● **INSTRUCTIONS TO FOLLOW**: The required output is a single number: how many lines of the material contain the string "https".

● **DATASET**:
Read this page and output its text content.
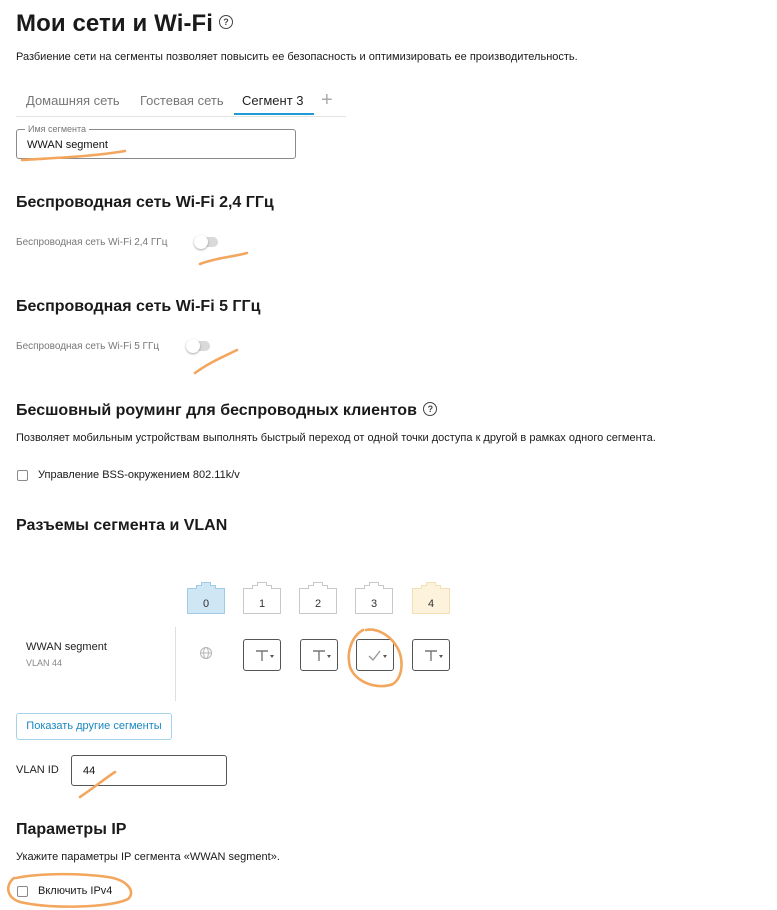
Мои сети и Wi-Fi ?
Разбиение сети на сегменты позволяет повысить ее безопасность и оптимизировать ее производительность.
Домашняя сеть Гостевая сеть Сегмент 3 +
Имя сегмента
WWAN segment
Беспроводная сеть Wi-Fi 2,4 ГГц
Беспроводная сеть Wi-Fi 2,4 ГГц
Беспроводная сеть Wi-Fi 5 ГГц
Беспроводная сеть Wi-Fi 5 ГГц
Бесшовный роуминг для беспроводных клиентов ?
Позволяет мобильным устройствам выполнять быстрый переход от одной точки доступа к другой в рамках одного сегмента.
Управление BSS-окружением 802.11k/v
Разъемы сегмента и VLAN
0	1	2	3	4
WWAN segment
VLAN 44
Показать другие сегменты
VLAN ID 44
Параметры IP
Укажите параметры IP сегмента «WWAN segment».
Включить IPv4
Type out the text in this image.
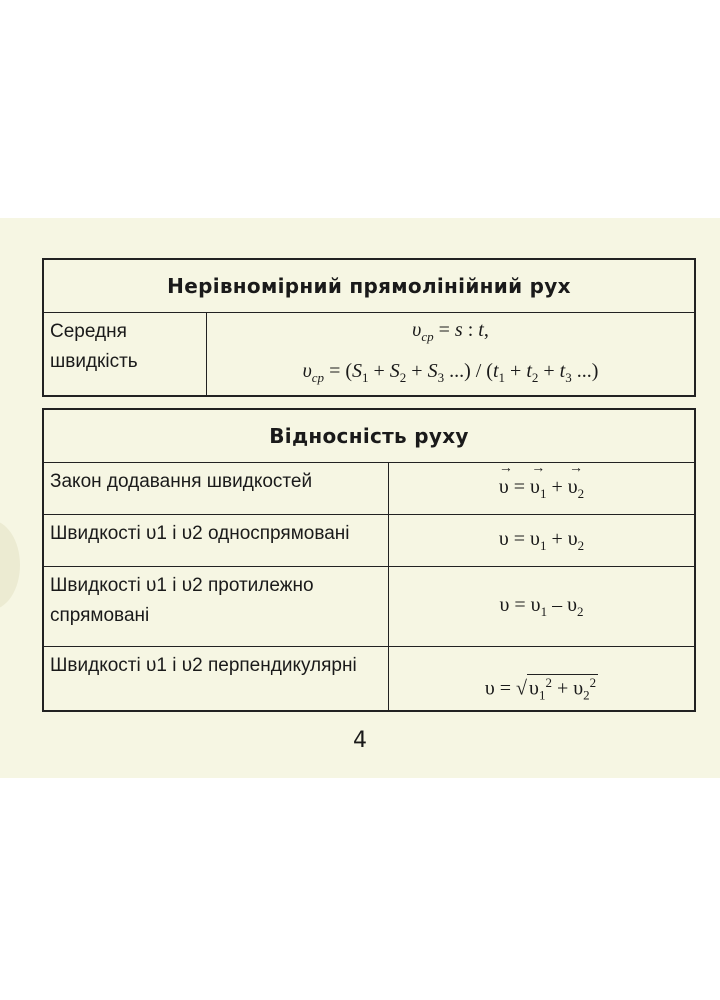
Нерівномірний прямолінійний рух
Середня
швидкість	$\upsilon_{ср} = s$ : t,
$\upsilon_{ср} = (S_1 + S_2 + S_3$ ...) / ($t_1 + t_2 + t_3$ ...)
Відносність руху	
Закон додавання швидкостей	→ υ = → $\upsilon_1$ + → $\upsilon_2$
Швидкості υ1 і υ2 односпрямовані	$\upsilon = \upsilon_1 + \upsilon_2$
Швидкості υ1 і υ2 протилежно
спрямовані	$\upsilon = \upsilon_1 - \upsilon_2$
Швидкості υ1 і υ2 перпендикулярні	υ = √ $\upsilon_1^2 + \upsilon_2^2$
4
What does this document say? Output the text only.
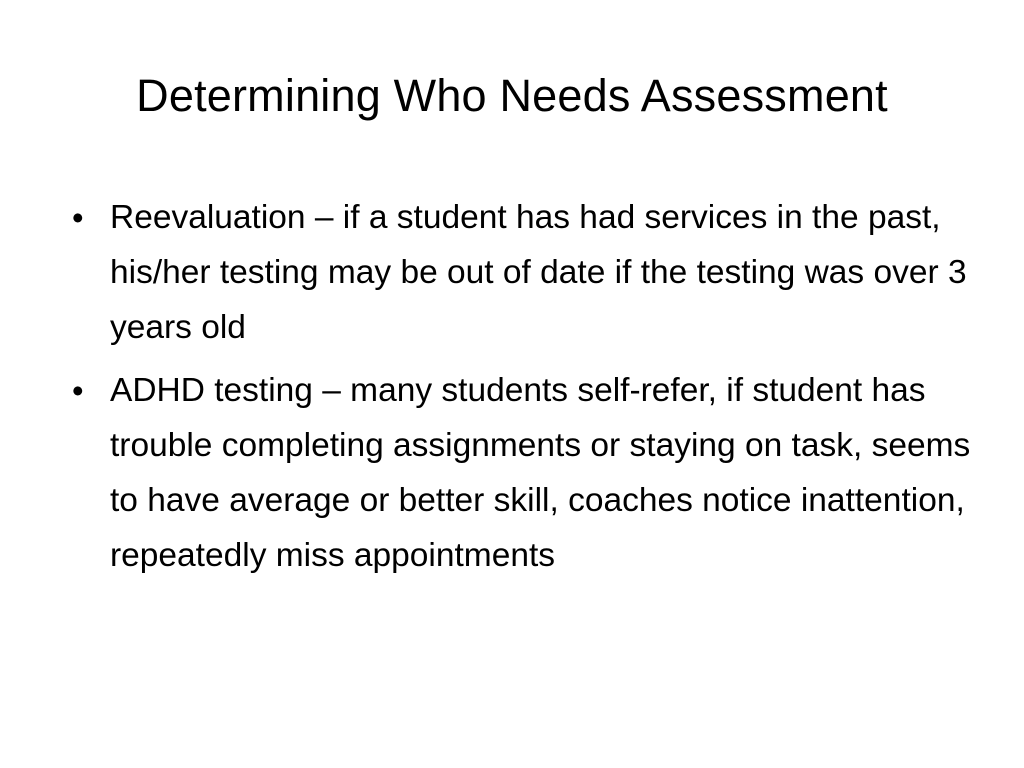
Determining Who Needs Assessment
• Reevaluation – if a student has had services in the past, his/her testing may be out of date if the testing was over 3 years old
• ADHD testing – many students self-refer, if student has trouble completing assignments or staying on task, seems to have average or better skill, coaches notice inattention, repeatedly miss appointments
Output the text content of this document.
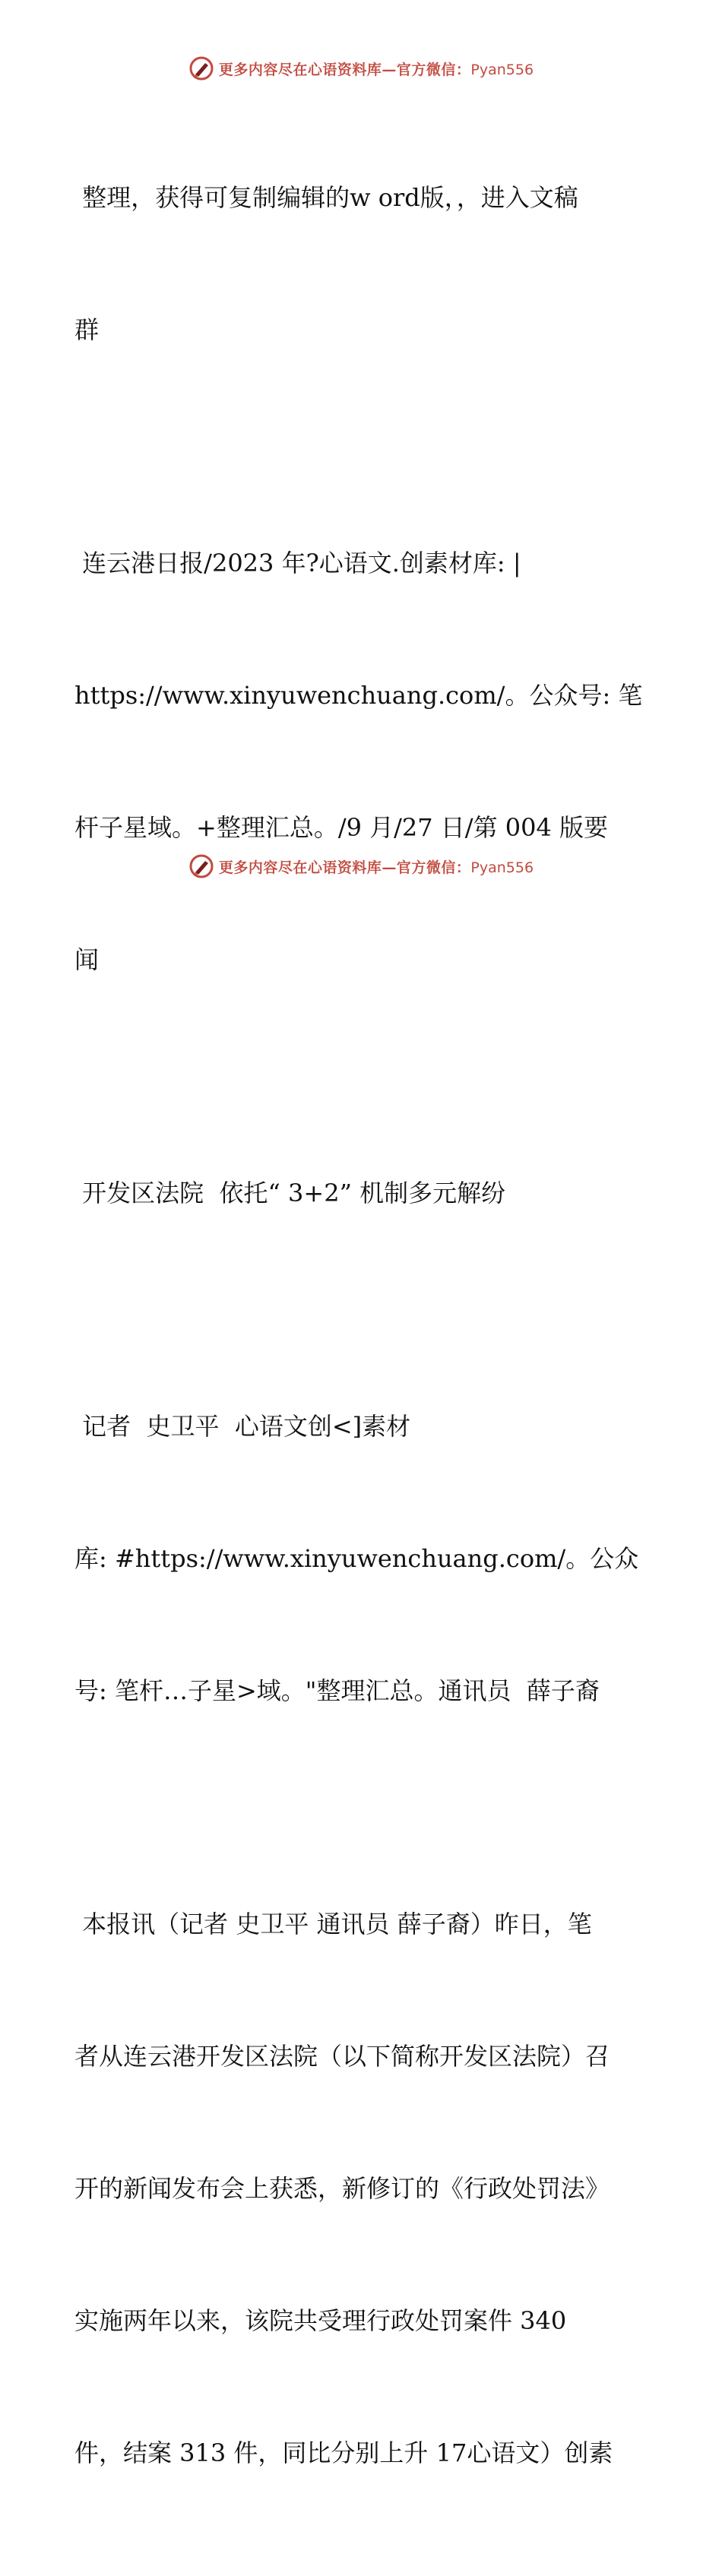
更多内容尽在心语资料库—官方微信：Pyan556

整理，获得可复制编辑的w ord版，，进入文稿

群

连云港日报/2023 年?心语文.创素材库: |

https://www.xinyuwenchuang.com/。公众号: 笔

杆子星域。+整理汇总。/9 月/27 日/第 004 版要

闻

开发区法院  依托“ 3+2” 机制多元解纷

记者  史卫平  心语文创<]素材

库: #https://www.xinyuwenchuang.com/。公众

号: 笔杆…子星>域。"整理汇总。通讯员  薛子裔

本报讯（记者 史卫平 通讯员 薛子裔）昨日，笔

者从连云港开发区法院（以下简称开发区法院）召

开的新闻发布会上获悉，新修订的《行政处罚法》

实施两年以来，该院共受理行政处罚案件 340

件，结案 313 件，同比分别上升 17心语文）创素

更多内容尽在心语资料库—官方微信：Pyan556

● **EXERCISE RESPONSE**: 2